» **Required action**: Continue the text below about Winnebago's acquisition of Newmar, picking up right after its final sentence.

» **Selected text**:
----

My old company, the Bank of Montreal and BMO Capital Markets, was part of the deal. You can read the entire agreement on Project Sunrise here.

In connection with execution of the Purchase Agreement on September 15, 2019, Winnebago executed a commitment letter with Goldman Sachs Bank USA, Bank of Montreal and BMO Capital Markets Corp. (the “Commitment Letter”).

Looks like Winnebago will borrow a fair amount of money to do the deal. The debt appears to be up to $290 million. The Winnebago management team will be under a bit of pressure to make the deal work.

In connection with execution of the Purchase Agreement on September 15, 2019, Winnebago executed a commitment letter with Goldman Sachs Bank USA, Bank of Montreal and BMO Capital Markets Corp. (the “Commitment Letter”). As set forth in the Commitment Letter, which is attached hereto as Exhibit 10.1, it is intended that Winnebago will (a) obtain up to $290.0 million in gross cash proceeds from the issuance of senior secured notes (the “Senior Notes”) and/or (b) if Winnebago does not, or is unable to, issue the full amount of the Senior Notes at or prior to the time of the closing of the acquisition, a senior secured bridge facility in an amount up to $290.0 million minus any gross cash proceeds received by Winnebago from the issuance of any Senior Notes or other securities.

Nothing like a little bit of debt to look at “synergies” to “maximize operating efficiencies”.

I have access to a few analysts that cover Winnebago (WGO XNYS). Here is what one of them had to say:

We are raising our fair value estimate to $37 from $33 [a share] after incorporating the company’s Sept. 16, 2019 announcement that it will acquire premium motorhome maker Newmar for about $344 million. The increase comes from a 40-basis-point increase in our midcycle EBIT margin to 8 percent which reflects Newmar’s EBITDA margin of 8.4 percent being 430 basis points higher than Winnebago’s motorhome segment margins.

Translation? Newmar was making more money on its motorhomes and that increases the fair value of the Winnebago shares.

And the view on Winnebago’s ability to execute?

Winnebago expects immediate EPS accretion, as do we.

However:

Management is targeting a 10% operating margin by fiscal 2020 which we think may not happen by then due to cyclical risk beyond management’s control.

During 2008 and 2009, Winnebago’s revenue fell by 31 percent and 65 percent respectively. Their gross margin in 2009 was an incredible negative 14.5 percent! And this analyst believes that the cyclical risk, meaning a downturn for the RV industry, is coming soon.

----

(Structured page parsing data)
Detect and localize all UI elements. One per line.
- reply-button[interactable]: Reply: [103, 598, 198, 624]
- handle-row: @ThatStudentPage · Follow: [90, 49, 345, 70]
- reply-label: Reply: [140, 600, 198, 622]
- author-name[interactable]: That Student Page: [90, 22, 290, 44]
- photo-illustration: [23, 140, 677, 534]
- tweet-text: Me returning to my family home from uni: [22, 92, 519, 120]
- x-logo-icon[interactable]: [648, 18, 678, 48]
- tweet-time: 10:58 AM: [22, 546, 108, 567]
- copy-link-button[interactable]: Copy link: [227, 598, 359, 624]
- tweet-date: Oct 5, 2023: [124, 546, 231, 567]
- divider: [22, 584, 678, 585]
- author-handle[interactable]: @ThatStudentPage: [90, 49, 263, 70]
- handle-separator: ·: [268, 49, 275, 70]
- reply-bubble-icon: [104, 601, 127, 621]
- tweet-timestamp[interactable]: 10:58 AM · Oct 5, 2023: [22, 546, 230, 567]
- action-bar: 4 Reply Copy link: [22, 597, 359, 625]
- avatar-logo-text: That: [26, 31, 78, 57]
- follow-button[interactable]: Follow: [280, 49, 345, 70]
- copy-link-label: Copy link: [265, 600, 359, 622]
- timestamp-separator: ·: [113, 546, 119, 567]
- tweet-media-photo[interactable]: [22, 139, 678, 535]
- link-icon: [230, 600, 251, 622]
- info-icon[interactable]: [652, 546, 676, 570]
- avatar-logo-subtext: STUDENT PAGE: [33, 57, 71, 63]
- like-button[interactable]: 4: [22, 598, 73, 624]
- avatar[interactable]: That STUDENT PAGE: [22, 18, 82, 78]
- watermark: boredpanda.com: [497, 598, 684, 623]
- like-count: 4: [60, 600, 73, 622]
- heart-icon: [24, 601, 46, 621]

----

» **Task response**:
A few other details about Winnebago. Michael Happe, a relatively new CEO hired from Toro, brought in eight of his nine direct reports as either new to Winnebago or new to the role. Winnebago has a 10-10-10 plan for fiscal 2020: increase the North American RV share to 10 percent via organic growth, realize an operating margin of 10 percent and obtain 10 percent of revenue from RV segments or other outdoor businesses that the company is not in presently.

I’m still not happy about this deal but it is what it is. Miller wanted to sell Newmar and he went looking for a buyer.

Winnebago has ambitions to reach some aggressive financial goals and that will have a significant impact on what was once Newmar.

Winnebago did not go into debt to buy Newmar simply to let it continue to operate as an autonomous entity.

They have their goals.

10-10-10.

2 replies
  1. Ernie Hacker
    Ernie Hacker says:

    So here we go again. Winnebago couldn’t produce a product with any quality. Now they have acquired Newmar. What quality Newmar had will be non existent.
    Winnebago pulled out of Oregon because of production short fall. With Winnebago it’s all about production not quality control.

    I had a Winnebago once. Had it in the Iowa factory 3 times in less than a year for over two weeks each time. Then a year later they had it for over a month. All the time they had it they got one thing right. The dash air finally worked. The compartments filling with water when traveling on wet roads. The soft floors, the slide outs not working properly. One of the most important aspects of making a product is not part of Winnebago. Quality control.

    I could go on forever about Winnebago but I won’t. I finally fixed my Winnebago headache. I got rid of the piece of junk.